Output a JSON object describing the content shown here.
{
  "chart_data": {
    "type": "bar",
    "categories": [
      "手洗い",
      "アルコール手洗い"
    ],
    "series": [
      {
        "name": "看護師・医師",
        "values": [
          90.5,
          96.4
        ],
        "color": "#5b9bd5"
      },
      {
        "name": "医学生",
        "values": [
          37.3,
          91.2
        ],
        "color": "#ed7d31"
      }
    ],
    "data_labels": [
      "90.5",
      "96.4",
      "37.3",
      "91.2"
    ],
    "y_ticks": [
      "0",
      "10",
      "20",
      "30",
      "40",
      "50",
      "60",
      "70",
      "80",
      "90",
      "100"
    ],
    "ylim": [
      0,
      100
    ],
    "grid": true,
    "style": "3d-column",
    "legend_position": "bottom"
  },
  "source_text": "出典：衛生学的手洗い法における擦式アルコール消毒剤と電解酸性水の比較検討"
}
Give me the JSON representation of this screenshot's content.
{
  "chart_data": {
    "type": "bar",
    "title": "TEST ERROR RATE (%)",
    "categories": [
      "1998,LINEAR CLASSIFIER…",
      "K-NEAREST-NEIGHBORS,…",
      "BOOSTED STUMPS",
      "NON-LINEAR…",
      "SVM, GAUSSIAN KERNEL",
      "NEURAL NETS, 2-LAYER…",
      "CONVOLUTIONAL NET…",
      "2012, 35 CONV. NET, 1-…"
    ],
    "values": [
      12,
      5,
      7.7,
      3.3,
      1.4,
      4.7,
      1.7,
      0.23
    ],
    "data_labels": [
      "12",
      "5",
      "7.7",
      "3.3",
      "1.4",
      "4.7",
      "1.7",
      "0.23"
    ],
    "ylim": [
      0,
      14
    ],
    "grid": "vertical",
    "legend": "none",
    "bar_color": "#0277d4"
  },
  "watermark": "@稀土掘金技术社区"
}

● ● ● ● ● ● ●

■ Given instruction: Repeat the entries exactly, all of them.

■ Solution to this task:
Output a JSON object describing the content shown here.
{
  "chart_data": {
    "type": "bar",
    "categories": [
      "手洗い",
      "アルコール手洗い"
    ],
    "series": [
      {
        "name": "看護師・医師",
        "values": [
          90.5,
          96.4
        ],
        "color": "#5b9bd5"
      },
      {
        "name": "医学生",
        "values": [
          37.3,
          91.2
        ],
        "color": "#ed7d31"
      }
    ],
    "data_labels": [
      "90.5",
      "96.4",
      "37.3",
      "91.2"
    ],
    "y_ticks": [
      "0",
      "10",
      "20",
      "30",
      "40",
      "50",
      "60",
      "70",
      "80",
      "90",
      "100"
    ],
    "ylim": [
      0,
      100
    ],
    "grid": true,
    "style": "3d-column",
    "legend_position": "bottom"
  },
  "source_text": "出典：衛生学的手洗い法における擦式アルコール消毒剤と電解酸性水の比較検討"
}
Give me the JSON representation of this screenshot's content.
{
  "chart_data": {
    "type": "bar",
    "title": "TEST ERROR RATE (%)",
    "categories": [
      "1998,LINEAR CLASSIFIER…",
      "K-NEAREST-NEIGHBORS,…",
      "BOOSTED STUMPS",
      "NON-LINEAR…",
      "SVM, GAUSSIAN KERNEL",
      "NEURAL NETS, 2-LAYER…",
      "CONVOLUTIONAL NET…",
      "2012, 35 CONV. NET, 1-…"
    ],
    "values": [
      12,
      5,
      7.7,
      3.3,
      1.4,
      4.7,
      1.7,
      0.23
    ],
    "data_labels": [
      "12",
      "5",
      "7.7",
      "3.3",
      "1.4",
      "4.7",
      "1.7",
      "0.23"
    ],
    "ylim": [
      0,
      14
    ],
    "grid": "vertical",
    "legend": "none",
    "bar_color": "#0277d4"
  },
  "watermark": "@稀土掘金技术社区"
}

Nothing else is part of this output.